Given request: Only the pictures are left out: repeat the rest of the entries exactly.

The data:
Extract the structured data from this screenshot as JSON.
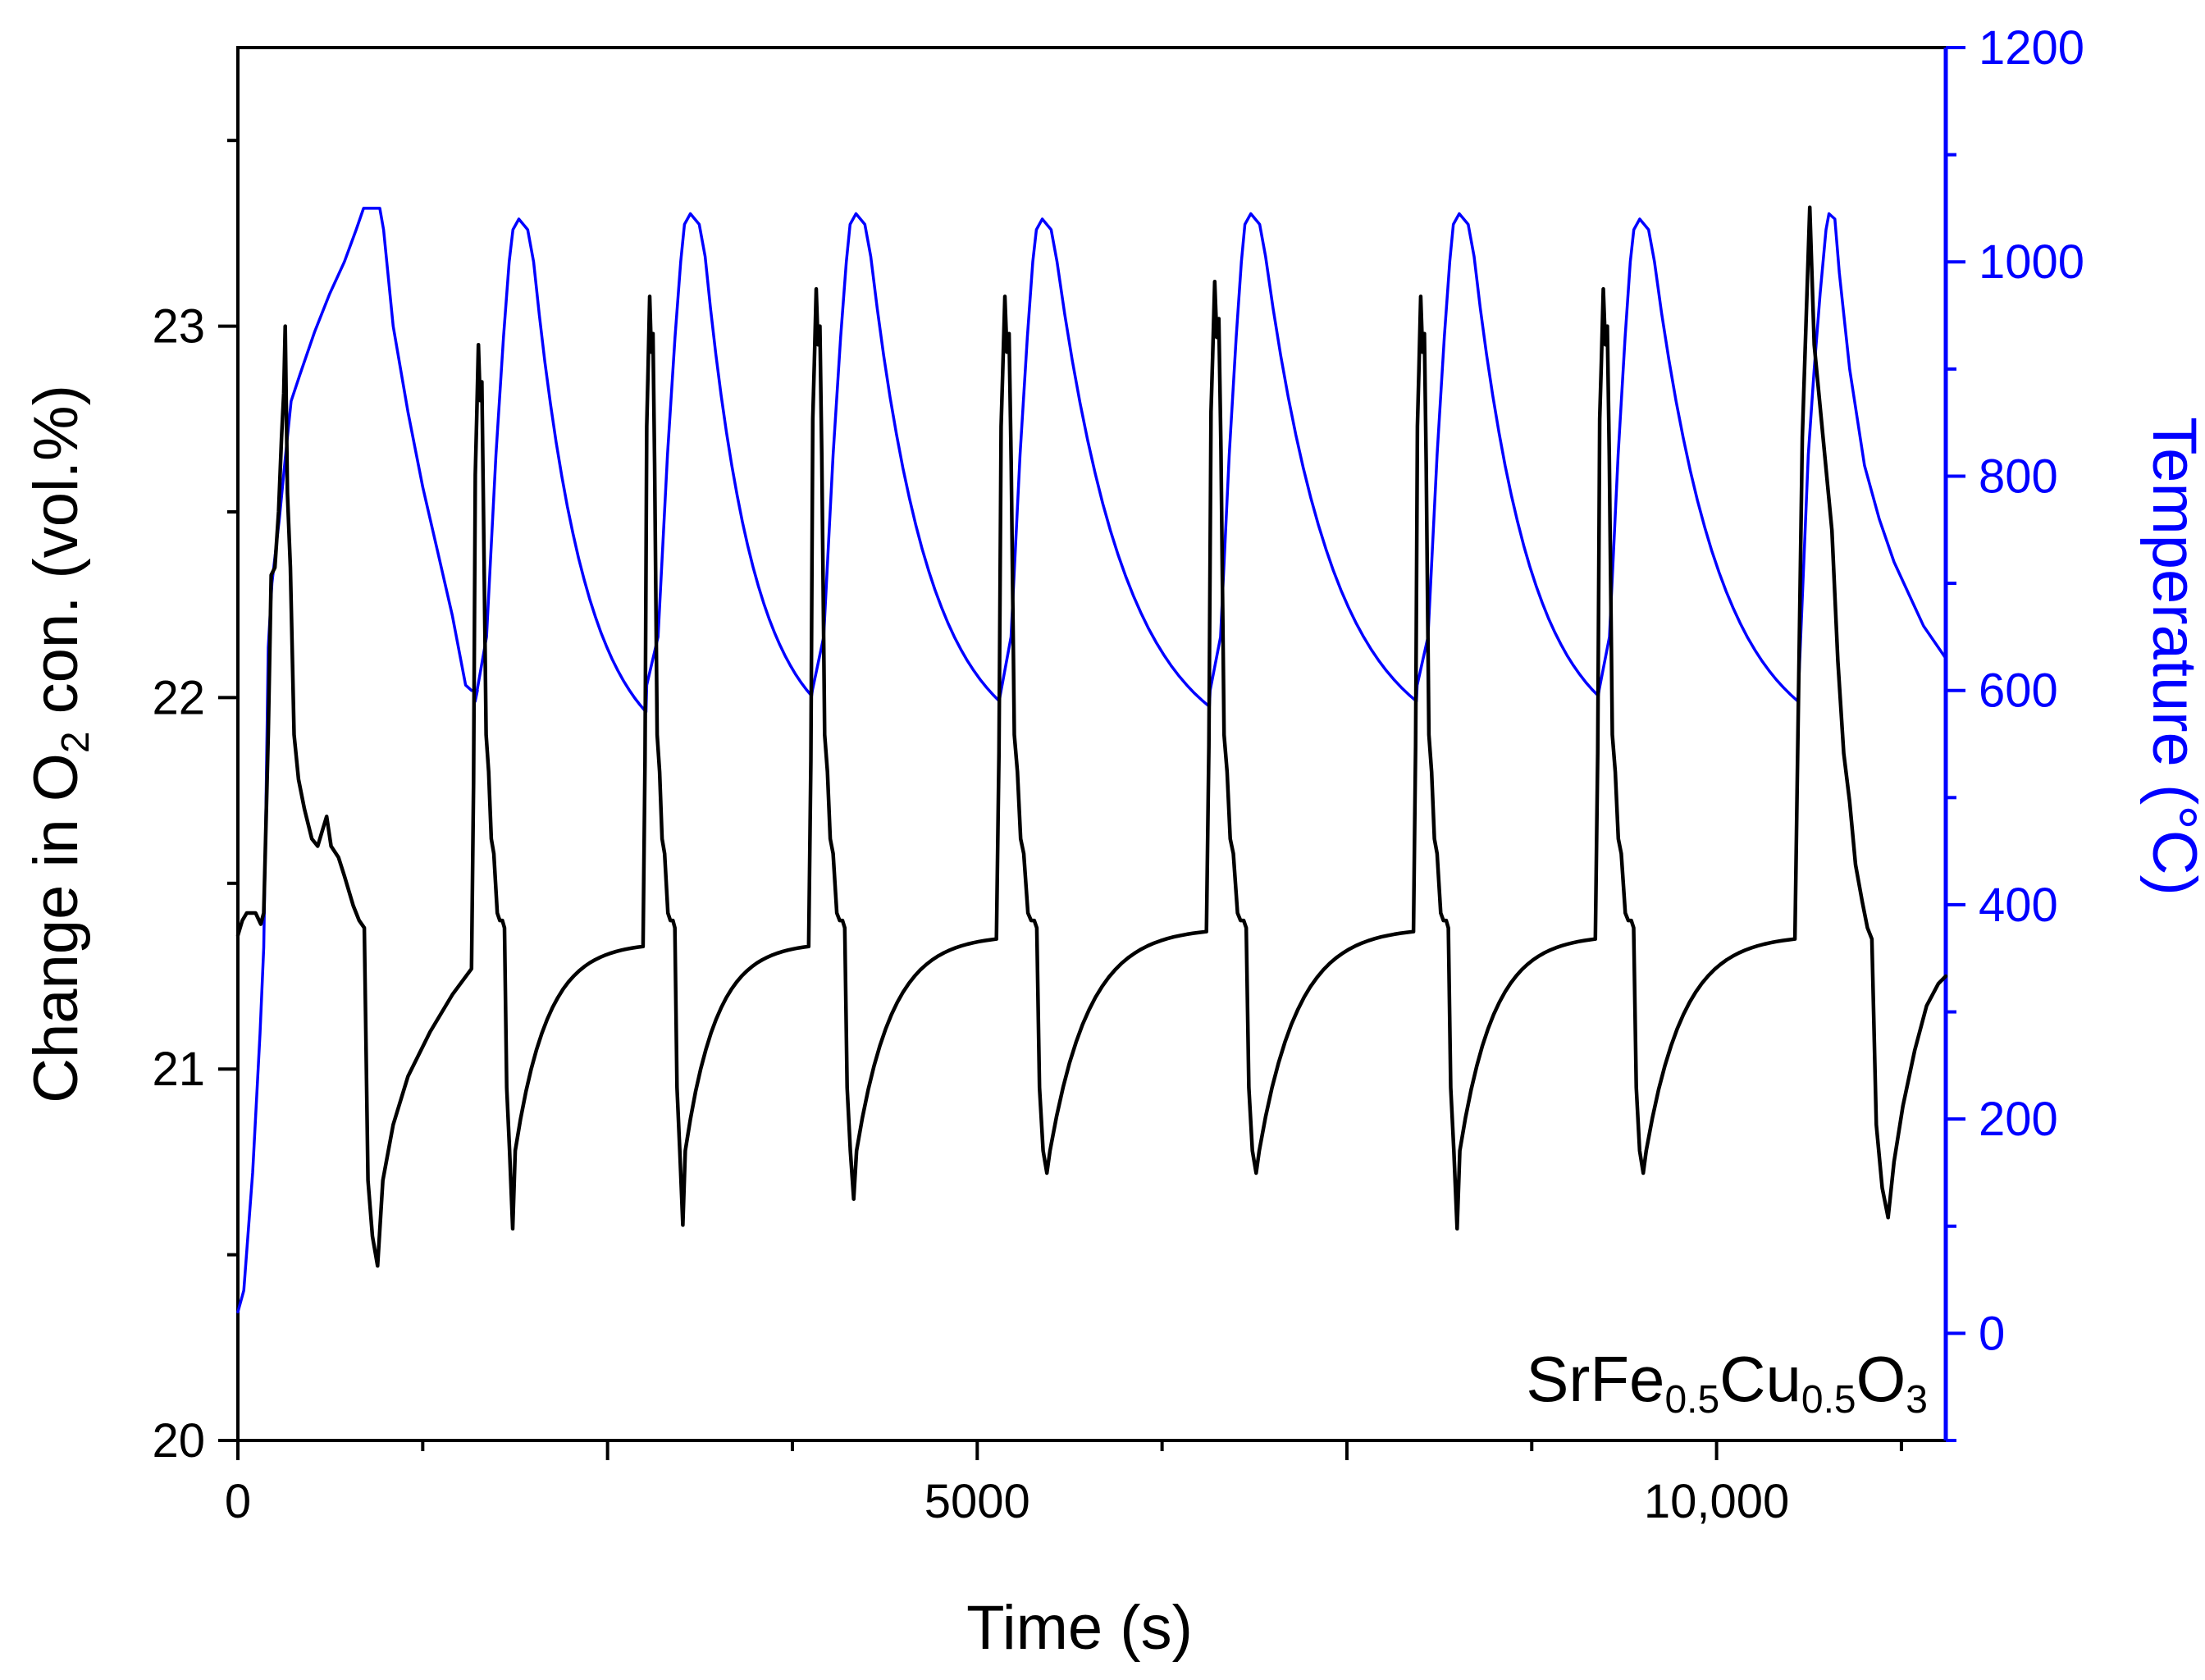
{
  "chart_data": {
    "type": "line",
    "title": "",
    "annotation": {
      "parts": [
        "SrFe",
        "0.5",
        "Cu",
        "0.5",
        "O",
        "3"
      ],
      "position": "bottom-right"
    },
    "x_axis": {
      "label": "Time (s)",
      "range": [
        0,
        11550
      ],
      "ticks": [
        0,
        5000,
        10000
      ],
      "tick_labels": [
        "0",
        "5000",
        "10,000"
      ]
    },
    "y_left": {
      "label_parts": [
        "Change in O",
        "2",
        " con. (vol.%)"
      ],
      "range": [
        20,
        23.75
      ],
      "ticks": [
        20,
        21,
        22,
        23
      ],
      "tick_labels": [
        "20",
        "21",
        "22",
        "23"
      ],
      "color": "#000000"
    },
    "y_right": {
      "label": "Temperature (°C)",
      "range": [
        -100,
        1200
      ],
      "ticks": [
        0,
        200,
        400,
        600,
        800,
        1000,
        1200
      ],
      "tick_labels": [
        "0",
        "200",
        "400",
        "600",
        "800",
        "1000",
        "1200"
      ],
      "color": "#0000ff"
    },
    "series": [
      {
        "name": "O2 concentration",
        "axis": "left",
        "color": "#000000",
        "cycle_starts": [
          1580,
          2740,
          3860,
          5130,
          6550,
          7950,
          9180,
          10530
        ],
        "cycle_peaks": [
          22.95,
          23.08,
          23.1,
          23.08,
          23.12,
          23.08,
          23.1,
          23.32
        ],
        "cycle_minima": [
          20.57,
          20.58,
          20.65,
          20.72,
          20.72,
          20.57,
          20.72,
          20.6
        ],
        "pre_spike_levels": [
          21.27,
          21.33,
          21.33,
          21.35,
          21.37,
          21.37,
          21.35,
          21.35
        ],
        "points": [
          [
            0,
            21.36
          ],
          [
            30,
            21.4
          ],
          [
            60,
            21.42
          ],
          [
            120,
            21.42
          ],
          [
            155,
            21.39
          ],
          [
            175,
            21.42
          ],
          [
            205,
            21.9
          ],
          [
            225,
            22.33
          ],
          [
            250,
            22.35
          ],
          [
            275,
            22.5
          ],
          [
            295,
            22.7
          ],
          [
            310,
            22.82
          ],
          [
            320,
            23.0
          ],
          [
            335,
            22.55
          ],
          [
            355,
            22.35
          ],
          [
            380,
            21.9
          ],
          [
            410,
            21.78
          ],
          [
            450,
            21.7
          ],
          [
            500,
            21.62
          ],
          [
            540,
            21.6
          ],
          [
            570,
            21.64
          ],
          [
            600,
            21.68
          ],
          [
            630,
            21.6
          ],
          [
            680,
            21.57
          ],
          [
            720,
            21.52
          ],
          [
            780,
            21.44
          ],
          [
            820,
            21.4
          ],
          [
            855,
            21.38
          ],
          [
            880,
            20.7
          ],
          [
            910,
            20.55
          ],
          [
            945,
            20.47
          ],
          [
            980,
            20.7
          ],
          [
            1050,
            20.85
          ],
          [
            1150,
            20.98
          ],
          [
            1300,
            21.1
          ],
          [
            1450,
            21.2
          ],
          [
            1580,
            21.27
          ],
          [
            10530,
            21.35
          ],
          [
            10580,
            22.7
          ],
          [
            10630,
            23.32
          ],
          [
            10660,
            22.95
          ],
          [
            10720,
            22.7
          ],
          [
            10780,
            22.45
          ],
          [
            10820,
            22.1
          ],
          [
            10860,
            21.85
          ],
          [
            10900,
            21.72
          ],
          [
            10940,
            21.55
          ],
          [
            10985,
            21.45
          ],
          [
            11020,
            21.38
          ],
          [
            11050,
            21.35
          ],
          [
            11080,
            20.85
          ],
          [
            11120,
            20.68
          ],
          [
            11160,
            20.6
          ],
          [
            11200,
            20.75
          ],
          [
            11260,
            20.9
          ],
          [
            11340,
            21.05
          ],
          [
            11420,
            21.17
          ],
          [
            11500,
            21.23
          ],
          [
            11550,
            21.25
          ]
        ]
      },
      {
        "name": "Temperature",
        "axis": "right",
        "color": "#0000ff",
        "cycle_peak_times": [
          1900,
          3060,
          4180,
          5440,
          6850,
          8260,
          9480,
          10760
        ],
        "cycle_peaks": [
          1040,
          1045,
          1045,
          1040,
          1045,
          1045,
          1040,
          1045
        ],
        "cycle_minima": [
          600,
          580,
          595,
          590,
          585,
          590,
          595,
          590
        ],
        "points": [
          [
            0,
            20
          ],
          [
            40,
            40
          ],
          [
            100,
            150
          ],
          [
            150,
            280
          ],
          [
            175,
            360
          ],
          [
            190,
            490
          ],
          [
            205,
            640
          ],
          [
            230,
            700
          ],
          [
            280,
            760
          ],
          [
            330,
            830
          ],
          [
            360,
            870
          ],
          [
            420,
            895
          ],
          [
            520,
            935
          ],
          [
            620,
            970
          ],
          [
            720,
            1000
          ],
          [
            800,
            1030
          ],
          [
            850,
            1050
          ],
          [
            960,
            1050
          ],
          [
            985,
            1030
          ],
          [
            1050,
            940
          ],
          [
            1150,
            860
          ],
          [
            1250,
            790
          ],
          [
            1350,
            730
          ],
          [
            1450,
            670
          ],
          [
            1540,
            605
          ],
          [
            1580,
            600
          ],
          [
            1620,
            600
          ],
          [
            10560,
            620
          ],
          [
            10620,
            820
          ],
          [
            10660,
            900
          ],
          [
            10700,
            970
          ],
          [
            10740,
            1030
          ],
          [
            10760,
            1045
          ],
          [
            10800,
            1040
          ],
          [
            10830,
            990
          ],
          [
            10900,
            900
          ],
          [
            11000,
            810
          ],
          [
            11100,
            760
          ],
          [
            11200,
            720
          ],
          [
            11300,
            690
          ],
          [
            11400,
            660
          ],
          [
            11550,
            630
          ]
        ]
      }
    ]
  }
}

Completed task:
Extract the structured data from this screenshot as JSON.
{
  "chart_data": {
    "type": "line",
    "title": "",
    "annotation": {
      "parts": [
        "SrFe",
        "0.5",
        "Cu",
        "0.5",
        "O",
        "3"
      ],
      "position": "bottom-right"
    },
    "x_axis": {
      "label": "Time (s)",
      "range": [
        0,
        11550
      ],
      "ticks": [
        0,
        5000,
        10000
      ],
      "tick_labels": [
        "0",
        "5000",
        "10,000"
      ]
    },
    "y_left": {
      "label_parts": [
        "Change in O",
        "2",
        " con. (vol.%)"
      ],
      "range": [
        20,
        23.75
      ],
      "ticks": [
        20,
        21,
        22,
        23
      ],
      "tick_labels": [
        "20",
        "21",
        "22",
        "23"
      ],
      "color": "#000000"
    },
    "y_right": {
      "label": "Temperature (°C)",
      "range": [
        -100,
        1200
      ],
      "ticks": [
        0,
        200,
        400,
        600,
        800,
        1000,
        1200
      ],
      "tick_labels": [
        "0",
        "200",
        "400",
        "600",
        "800",
        "1000",
        "1200"
      ],
      "color": "#0000ff"
    },
    "series": [
      {
        "name": "O2 concentration",
        "axis": "left",
        "color": "#000000",
        "cycle_starts": [
          1580,
          2740,
          3860,
          5130,
          6550,
          7950,
          9180,
          10530
        ],
        "cycle_peaks": [
          22.95,
          23.08,
          23.1,
          23.08,
          23.12,
          23.08,
          23.1,
          23.32
        ],
        "cycle_minima": [
          20.57,
          20.58,
          20.65,
          20.72,
          20.72,
          20.57,
          20.72,
          20.6
        ],
        "pre_spike_levels": [
          21.27,
          21.33,
          21.33,
          21.35,
          21.37,
          21.37,
          21.35,
          21.35
        ],
        "points": [
          [
            0,
            21.36
          ],
          [
            30,
            21.4
          ],
          [
            60,
            21.42
          ],
          [
            120,
            21.42
          ],
          [
            155,
            21.39
          ],
          [
            175,
            21.42
          ],
          [
            205,
            21.9
          ],
          [
            225,
            22.33
          ],
          [
            250,
            22.35
          ],
          [
            275,
            22.5
          ],
          [
            295,
            22.7
          ],
          [
            310,
            22.82
          ],
          [
            320,
            23.0
          ],
          [
            335,
            22.55
          ],
          [
            355,
            22.35
          ],
          [
            380,
            21.9
          ],
          [
            410,
            21.78
          ],
          [
            450,
            21.7
          ],
          [
            500,
            21.62
          ],
          [
            540,
            21.6
          ],
          [
            570,
            21.64
          ],
          [
            600,
            21.68
          ],
          [
            630,
            21.6
          ],
          [
            680,
            21.57
          ],
          [
            720,
            21.52
          ],
          [
            780,
            21.44
          ],
          [
            820,
            21.4
          ],
          [
            855,
            21.38
          ],
          [
            880,
            20.7
          ],
          [
            910,
            20.55
          ],
          [
            945,
            20.47
          ],
          [
            980,
            20.7
          ],
          [
            1050,
            20.85
          ],
          [
            1150,
            20.98
          ],
          [
            1300,
            21.1
          ],
          [
            1450,
            21.2
          ],
          [
            1580,
            21.27
          ],
          [
            10530,
            21.35
          ],
          [
            10580,
            22.7
          ],
          [
            10630,
            23.32
          ],
          [
            10660,
            22.95
          ],
          [
            10720,
            22.7
          ],
          [
            10780,
            22.45
          ],
          [
            10820,
            22.1
          ],
          [
            10860,
            21.85
          ],
          [
            10900,
            21.72
          ],
          [
            10940,
            21.55
          ],
          [
            10985,
            21.45
          ],
          [
            11020,
            21.38
          ],
          [
            11050,
            21.35
          ],
          [
            11080,
            20.85
          ],
          [
            11120,
            20.68
          ],
          [
            11160,
            20.6
          ],
          [
            11200,
            20.75
          ],
          [
            11260,
            20.9
          ],
          [
            11340,
            21.05
          ],
          [
            11420,
            21.17
          ],
          [
            11500,
            21.23
          ],
          [
            11550,
            21.25
          ]
        ]
      },
      {
        "name": "Temperature",
        "axis": "right",
        "color": "#0000ff",
        "cycle_peak_times": [
          1900,
          3060,
          4180,
          5440,
          6850,
          8260,
          9480,
          10760
        ],
        "cycle_peaks": [
          1040,
          1045,
          1045,
          1040,
          1045,
          1045,
          1040,
          1045
        ],
        "cycle_minima": [
          600,
          580,
          595,
          590,
          585,
          590,
          595,
          590
        ],
        "points": [
          [
            0,
            20
          ],
          [
            40,
            40
          ],
          [
            100,
            150
          ],
          [
            150,
            280
          ],
          [
            175,
            360
          ],
          [
            190,
            490
          ],
          [
            205,
            640
          ],
          [
            230,
            700
          ],
          [
            280,
            760
          ],
          [
            330,
            830
          ],
          [
            360,
            870
          ],
          [
            420,
            895
          ],
          [
            520,
            935
          ],
          [
            620,
            970
          ],
          [
            720,
            1000
          ],
          [
            800,
            1030
          ],
          [
            850,
            1050
          ],
          [
            960,
            1050
          ],
          [
            985,
            1030
          ],
          [
            1050,
            940
          ],
          [
            1150,
            860
          ],
          [
            1250,
            790
          ],
          [
            1350,
            730
          ],
          [
            1450,
            670
          ],
          [
            1540,
            605
          ],
          [
            1580,
            600
          ],
          [
            1620,
            600
          ],
          [
            10560,
            620
          ],
          [
            10620,
            820
          ],
          [
            10660,
            900
          ],
          [
            10700,
            970
          ],
          [
            10740,
            1030
          ],
          [
            10760,
            1045
          ],
          [
            10800,
            1040
          ],
          [
            10830,
            990
          ],
          [
            10900,
            900
          ],
          [
            11000,
            810
          ],
          [
            11100,
            760
          ],
          [
            11200,
            720
          ],
          [
            11300,
            690
          ],
          [
            11400,
            660
          ],
          [
            11550,
            630
          ]
        ]
      }
    ]
  }
}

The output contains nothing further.